Data rows:
==*==

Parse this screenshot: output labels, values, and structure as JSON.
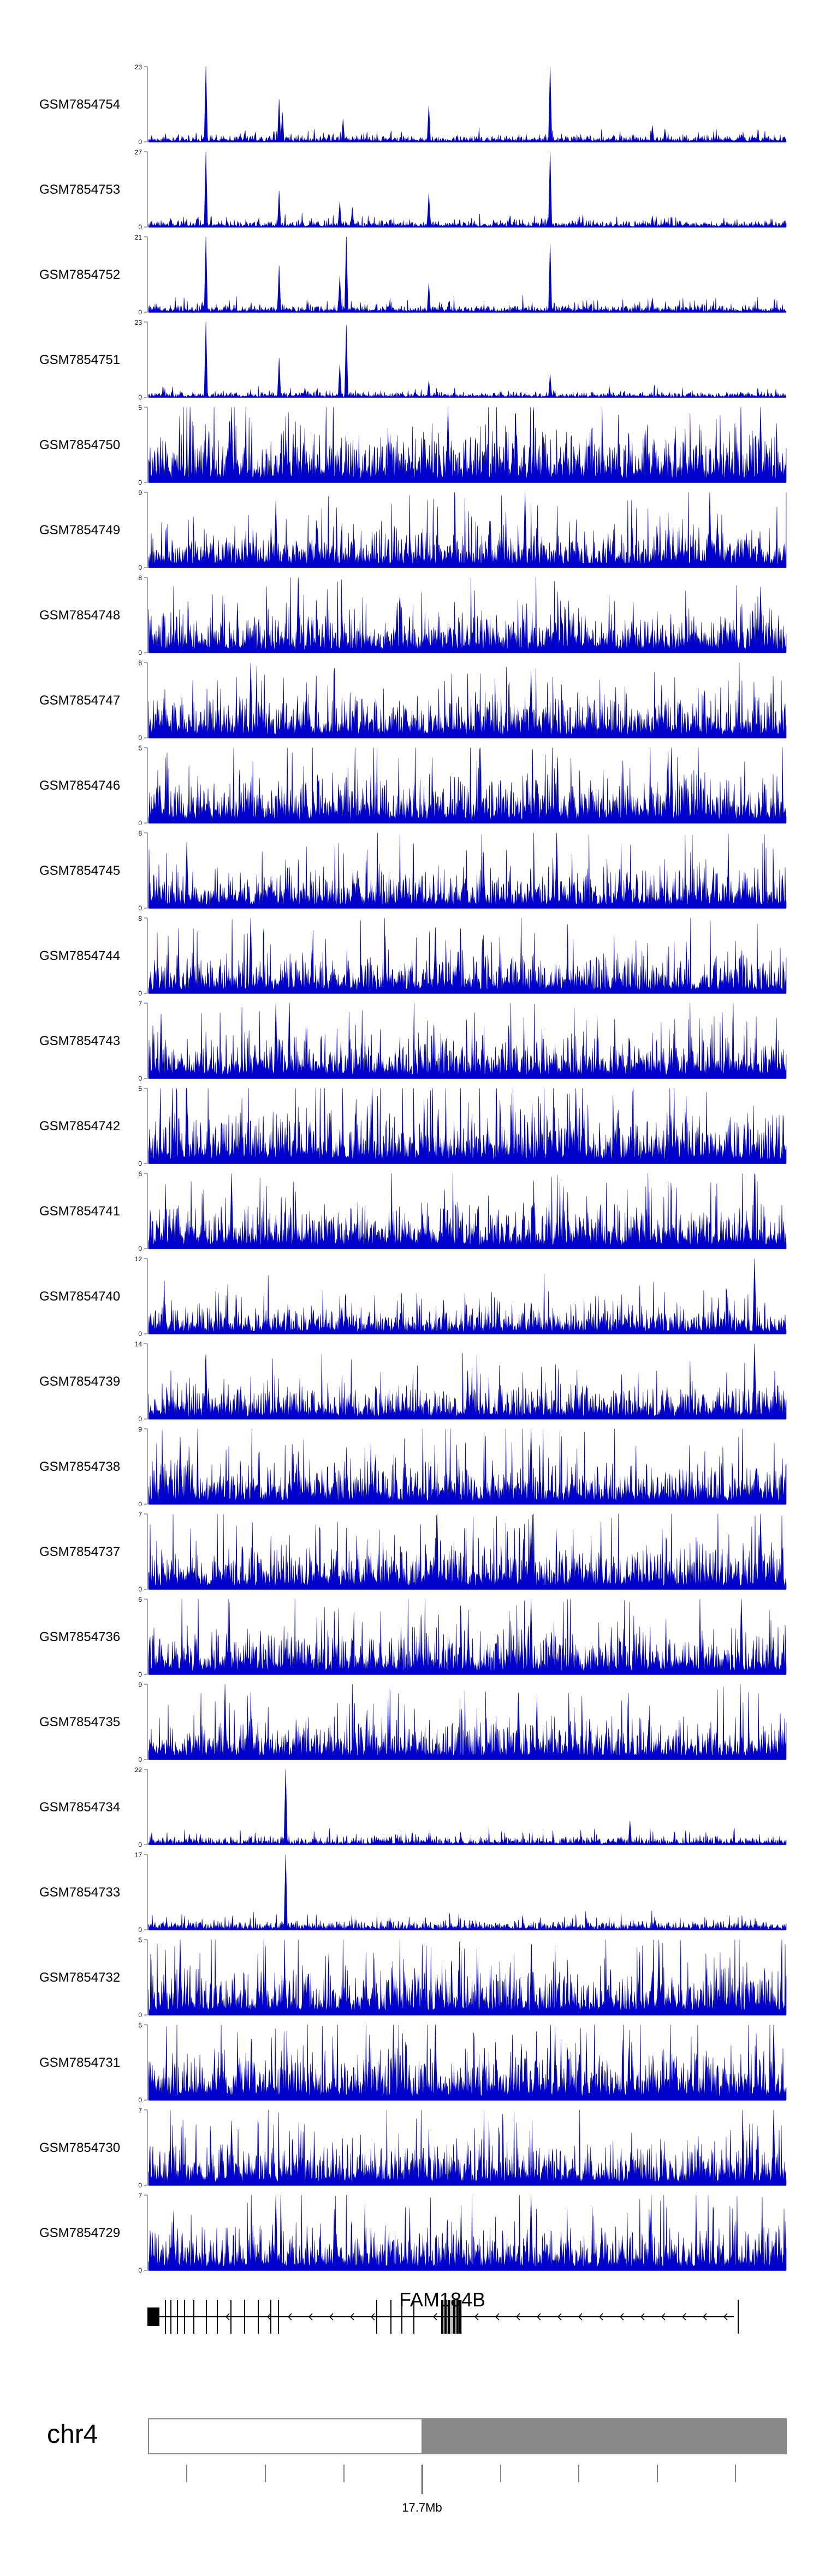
{
  "chart_data": {
    "type": "area",
    "color": "#0000cc",
    "tracks": [
      {
        "name": "GSM7854754",
        "ymax": "23",
        "ymin": "0",
        "max": 23,
        "peaks": [
          [
            0.09,
            23
          ],
          [
            0.205,
            13
          ],
          [
            0.21,
            9
          ],
          [
            0.305,
            7
          ],
          [
            0.44,
            11
          ],
          [
            0.63,
            23
          ],
          [
            0.79,
            5
          ],
          [
            0.81,
            4
          ]
        ],
        "base": 1.2
      },
      {
        "name": "GSM7854753",
        "ymax": "27",
        "ymin": "0",
        "max": 27,
        "peaks": [
          [
            0.09,
            27
          ],
          [
            0.205,
            13
          ],
          [
            0.3,
            9
          ],
          [
            0.32,
            7
          ],
          [
            0.44,
            12
          ],
          [
            0.63,
            27
          ],
          [
            0.79,
            4
          ]
        ],
        "base": 1.4
      },
      {
        "name": "GSM7854752",
        "ymax": "21",
        "ymin": "0",
        "max": 21,
        "peaks": [
          [
            0.09,
            21
          ],
          [
            0.205,
            13
          ],
          [
            0.3,
            10
          ],
          [
            0.31,
            21
          ],
          [
            0.44,
            8
          ],
          [
            0.63,
            19
          ],
          [
            0.79,
            4
          ]
        ],
        "base": 1.2
      },
      {
        "name": "GSM7854751",
        "ymax": "23",
        "ymin": "0",
        "max": 23,
        "peaks": [
          [
            0.09,
            23
          ],
          [
            0.205,
            12
          ],
          [
            0.3,
            10
          ],
          [
            0.31,
            22
          ],
          [
            0.44,
            5
          ],
          [
            0.63,
            7
          ]
        ],
        "base": 0.9
      },
      {
        "name": "GSM7854750",
        "ymax": "5",
        "ymin": "0",
        "max": 5,
        "peaks": [
          [
            0.13,
            5
          ],
          [
            0.47,
            5
          ],
          [
            0.96,
            5
          ]
        ],
        "base": 1.9
      },
      {
        "name": "GSM7854749",
        "ymax": "9",
        "ymin": "0",
        "max": 9,
        "peaks": [
          [
            0.2,
            8
          ],
          [
            0.59,
            9
          ],
          [
            0.88,
            9
          ]
        ],
        "base": 2.7
      },
      {
        "name": "GSM7854748",
        "ymax": "8",
        "ymin": "0",
        "max": 8,
        "peaks": [
          [
            0.235,
            8
          ],
          [
            0.96,
            7
          ]
        ],
        "base": 2.4
      },
      {
        "name": "GSM7854747",
        "ymax": "8",
        "ymin": "0",
        "max": 8,
        "peaks": [
          [
            0.16,
            8
          ],
          [
            0.6,
            7
          ]
        ],
        "base": 2.4
      },
      {
        "name": "GSM7854746",
        "ymax": "5",
        "ymin": "0",
        "max": 5,
        "peaks": [
          [
            0.82,
            5
          ]
        ],
        "base": 1.7
      },
      {
        "name": "GSM7854745",
        "ymax": "8",
        "ymin": "0",
        "max": 8,
        "peaks": [
          [
            0.64,
            8
          ],
          [
            0.06,
            7
          ]
        ],
        "base": 2.4
      },
      {
        "name": "GSM7854744",
        "ymax": "8",
        "ymin": "0",
        "max": 8,
        "peaks": [
          [
            0.16,
            8
          ],
          [
            0.45,
            7
          ]
        ],
        "base": 2.4
      },
      {
        "name": "GSM7854743",
        "ymax": "7",
        "ymin": "0",
        "max": 7,
        "peaks": [
          [
            0.2,
            7
          ],
          [
            0.02,
            6
          ]
        ],
        "base": 2.2
      },
      {
        "name": "GSM7854742",
        "ymax": "5",
        "ymin": "0",
        "max": 5,
        "peaks": [
          [
            0.06,
            5
          ],
          [
            0.67,
            5
          ]
        ],
        "base": 1.9
      },
      {
        "name": "GSM7854741",
        "ymax": "6",
        "ymin": "0",
        "max": 6,
        "peaks": [
          [
            0.13,
            6
          ],
          [
            0.95,
            6
          ]
        ],
        "base": 1.9
      },
      {
        "name": "GSM7854740",
        "ymax": "12",
        "ymin": "0",
        "max": 12,
        "peaks": [
          [
            0.95,
            12
          ],
          [
            0.6,
            5
          ]
        ],
        "base": 2.4
      },
      {
        "name": "GSM7854739",
        "ymax": "14",
        "ymin": "0",
        "max": 14,
        "peaks": [
          [
            0.09,
            12
          ],
          [
            0.95,
            14
          ],
          [
            0.5,
            9
          ]
        ],
        "base": 3.4
      },
      {
        "name": "GSM7854738",
        "ymax": "9",
        "ymin": "0",
        "max": 9,
        "peaks": [
          [
            0.6,
            9
          ],
          [
            0.05,
            8
          ]
        ],
        "base": 2.8
      },
      {
        "name": "GSM7854737",
        "ymax": "7",
        "ymin": "0",
        "max": 7,
        "peaks": [
          [
            0.96,
            7
          ],
          [
            0.6,
            6
          ]
        ],
        "base": 2.2
      },
      {
        "name": "GSM7854736",
        "ymax": "6",
        "ymin": "0",
        "max": 6,
        "peaks": [
          [
            0.6,
            6
          ],
          [
            0.93,
            6
          ]
        ],
        "base": 2.0
      },
      {
        "name": "GSM7854735",
        "ymax": "9",
        "ymin": "0",
        "max": 9,
        "peaks": [
          [
            0.12,
            9
          ],
          [
            0.58,
            8
          ]
        ],
        "base": 2.6
      },
      {
        "name": "GSM7854734",
        "ymax": "22",
        "ymin": "0",
        "max": 22,
        "peaks": [
          [
            0.215,
            22
          ],
          [
            0.755,
            7
          ]
        ],
        "base": 1.4
      },
      {
        "name": "GSM7854733",
        "ymax": "17",
        "ymin": "0",
        "max": 17,
        "peaks": [
          [
            0.215,
            17
          ]
        ],
        "base": 1.2
      },
      {
        "name": "GSM7854732",
        "ymax": "5",
        "ymin": "0",
        "max": 5,
        "peaks": [
          [
            0.05,
            5
          ],
          [
            0.8,
            5
          ]
        ],
        "base": 1.8
      },
      {
        "name": "GSM7854731",
        "ymax": "5",
        "ymin": "0",
        "max": 5,
        "peaks": [
          [
            0.98,
            5
          ],
          [
            0.45,
            5
          ]
        ],
        "base": 1.9
      },
      {
        "name": "GSM7854730",
        "ymax": "7",
        "ymin": "0",
        "max": 7,
        "peaks": [
          [
            0.98,
            7
          ],
          [
            0.13,
            6
          ]
        ],
        "base": 2.2
      },
      {
        "name": "GSM7854729",
        "ymax": "7",
        "ymin": "0",
        "max": 7,
        "peaks": [
          [
            0.2,
            7
          ],
          [
            0.6,
            7
          ]
        ],
        "base": 2.3
      }
    ],
    "gene": {
      "name": "FAM184B",
      "strand": "-"
    },
    "ideogram": {
      "chromosome": "chr4",
      "position_label": "17.7Mb"
    }
  }
}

==*==

Work required: Write out every entry again word for word, without any of the pictures.

Task solution:
Parse this screenshot: output labels, values, and structure as JSON.
{
  "chart_data": {
    "type": "area",
    "color": "#0000cc",
    "tracks": [
      {
        "name": "GSM7854754",
        "ymax": "23",
        "ymin": "0",
        "max": 23,
        "peaks": [
          [
            0.09,
            23
          ],
          [
            0.205,
            13
          ],
          [
            0.21,
            9
          ],
          [
            0.305,
            7
          ],
          [
            0.44,
            11
          ],
          [
            0.63,
            23
          ],
          [
            0.79,
            5
          ],
          [
            0.81,
            4
          ]
        ],
        "base": 1.2
      },
      {
        "name": "GSM7854753",
        "ymax": "27",
        "ymin": "0",
        "max": 27,
        "peaks": [
          [
            0.09,
            27
          ],
          [
            0.205,
            13
          ],
          [
            0.3,
            9
          ],
          [
            0.32,
            7
          ],
          [
            0.44,
            12
          ],
          [
            0.63,
            27
          ],
          [
            0.79,
            4
          ]
        ],
        "base": 1.4
      },
      {
        "name": "GSM7854752",
        "ymax": "21",
        "ymin": "0",
        "max": 21,
        "peaks": [
          [
            0.09,
            21
          ],
          [
            0.205,
            13
          ],
          [
            0.3,
            10
          ],
          [
            0.31,
            21
          ],
          [
            0.44,
            8
          ],
          [
            0.63,
            19
          ],
          [
            0.79,
            4
          ]
        ],
        "base": 1.2
      },
      {
        "name": "GSM7854751",
        "ymax": "23",
        "ymin": "0",
        "max": 23,
        "peaks": [
          [
            0.09,
            23
          ],
          [
            0.205,
            12
          ],
          [
            0.3,
            10
          ],
          [
            0.31,
            22
          ],
          [
            0.44,
            5
          ],
          [
            0.63,
            7
          ]
        ],
        "base": 0.9
      },
      {
        "name": "GSM7854750",
        "ymax": "5",
        "ymin": "0",
        "max": 5,
        "peaks": [
          [
            0.13,
            5
          ],
          [
            0.47,
            5
          ],
          [
            0.96,
            5
          ]
        ],
        "base": 1.9
      },
      {
        "name": "GSM7854749",
        "ymax": "9",
        "ymin": "0",
        "max": 9,
        "peaks": [
          [
            0.2,
            8
          ],
          [
            0.59,
            9
          ],
          [
            0.88,
            9
          ]
        ],
        "base": 2.7
      },
      {
        "name": "GSM7854748",
        "ymax": "8",
        "ymin": "0",
        "max": 8,
        "peaks": [
          [
            0.235,
            8
          ],
          [
            0.96,
            7
          ]
        ],
        "base": 2.4
      },
      {
        "name": "GSM7854747",
        "ymax": "8",
        "ymin": "0",
        "max": 8,
        "peaks": [
          [
            0.16,
            8
          ],
          [
            0.6,
            7
          ]
        ],
        "base": 2.4
      },
      {
        "name": "GSM7854746",
        "ymax": "5",
        "ymin": "0",
        "max": 5,
        "peaks": [
          [
            0.82,
            5
          ]
        ],
        "base": 1.7
      },
      {
        "name": "GSM7854745",
        "ymax": "8",
        "ymin": "0",
        "max": 8,
        "peaks": [
          [
            0.64,
            8
          ],
          [
            0.06,
            7
          ]
        ],
        "base": 2.4
      },
      {
        "name": "GSM7854744",
        "ymax": "8",
        "ymin": "0",
        "max": 8,
        "peaks": [
          [
            0.16,
            8
          ],
          [
            0.45,
            7
          ]
        ],
        "base": 2.4
      },
      {
        "name": "GSM7854743",
        "ymax": "7",
        "ymin": "0",
        "max": 7,
        "peaks": [
          [
            0.2,
            7
          ],
          [
            0.02,
            6
          ]
        ],
        "base": 2.2
      },
      {
        "name": "GSM7854742",
        "ymax": "5",
        "ymin": "0",
        "max": 5,
        "peaks": [
          [
            0.06,
            5
          ],
          [
            0.67,
            5
          ]
        ],
        "base": 1.9
      },
      {
        "name": "GSM7854741",
        "ymax": "6",
        "ymin": "0",
        "max": 6,
        "peaks": [
          [
            0.13,
            6
          ],
          [
            0.95,
            6
          ]
        ],
        "base": 1.9
      },
      {
        "name": "GSM7854740",
        "ymax": "12",
        "ymin": "0",
        "max": 12,
        "peaks": [
          [
            0.95,
            12
          ],
          [
            0.6,
            5
          ]
        ],
        "base": 2.4
      },
      {
        "name": "GSM7854739",
        "ymax": "14",
        "ymin": "0",
        "max": 14,
        "peaks": [
          [
            0.09,
            12
          ],
          [
            0.95,
            14
          ],
          [
            0.5,
            9
          ]
        ],
        "base": 3.4
      },
      {
        "name": "GSM7854738",
        "ymax": "9",
        "ymin": "0",
        "max": 9,
        "peaks": [
          [
            0.6,
            9
          ],
          [
            0.05,
            8
          ]
        ],
        "base": 2.8
      },
      {
        "name": "GSM7854737",
        "ymax": "7",
        "ymin": "0",
        "max": 7,
        "peaks": [
          [
            0.96,
            7
          ],
          [
            0.6,
            6
          ]
        ],
        "base": 2.2
      },
      {
        "name": "GSM7854736",
        "ymax": "6",
        "ymin": "0",
        "max": 6,
        "peaks": [
          [
            0.6,
            6
          ],
          [
            0.93,
            6
          ]
        ],
        "base": 2.0
      },
      {
        "name": "GSM7854735",
        "ymax": "9",
        "ymin": "0",
        "max": 9,
        "peaks": [
          [
            0.12,
            9
          ],
          [
            0.58,
            8
          ]
        ],
        "base": 2.6
      },
      {
        "name": "GSM7854734",
        "ymax": "22",
        "ymin": "0",
        "max": 22,
        "peaks": [
          [
            0.215,
            22
          ],
          [
            0.755,
            7
          ]
        ],
        "base": 1.4
      },
      {
        "name": "GSM7854733",
        "ymax": "17",
        "ymin": "0",
        "max": 17,
        "peaks": [
          [
            0.215,
            17
          ]
        ],
        "base": 1.2
      },
      {
        "name": "GSM7854732",
        "ymax": "5",
        "ymin": "0",
        "max": 5,
        "peaks": [
          [
            0.05,
            5
          ],
          [
            0.8,
            5
          ]
        ],
        "base": 1.8
      },
      {
        "name": "GSM7854731",
        "ymax": "5",
        "ymin": "0",
        "max": 5,
        "peaks": [
          [
            0.98,
            5
          ],
          [
            0.45,
            5
          ]
        ],
        "base": 1.9
      },
      {
        "name": "GSM7854730",
        "ymax": "7",
        "ymin": "0",
        "max": 7,
        "peaks": [
          [
            0.98,
            7
          ],
          [
            0.13,
            6
          ]
        ],
        "base": 2.2
      },
      {
        "name": "GSM7854729",
        "ymax": "7",
        "ymin": "0",
        "max": 7,
        "peaks": [
          [
            0.2,
            7
          ],
          [
            0.6,
            7
          ]
        ],
        "base": 2.3
      }
    ],
    "gene": {
      "name": "FAM184B",
      "strand": "-"
    },
    "ideogram": {
      "chromosome": "chr4",
      "position_label": "17.7Mb"
    }
  }
}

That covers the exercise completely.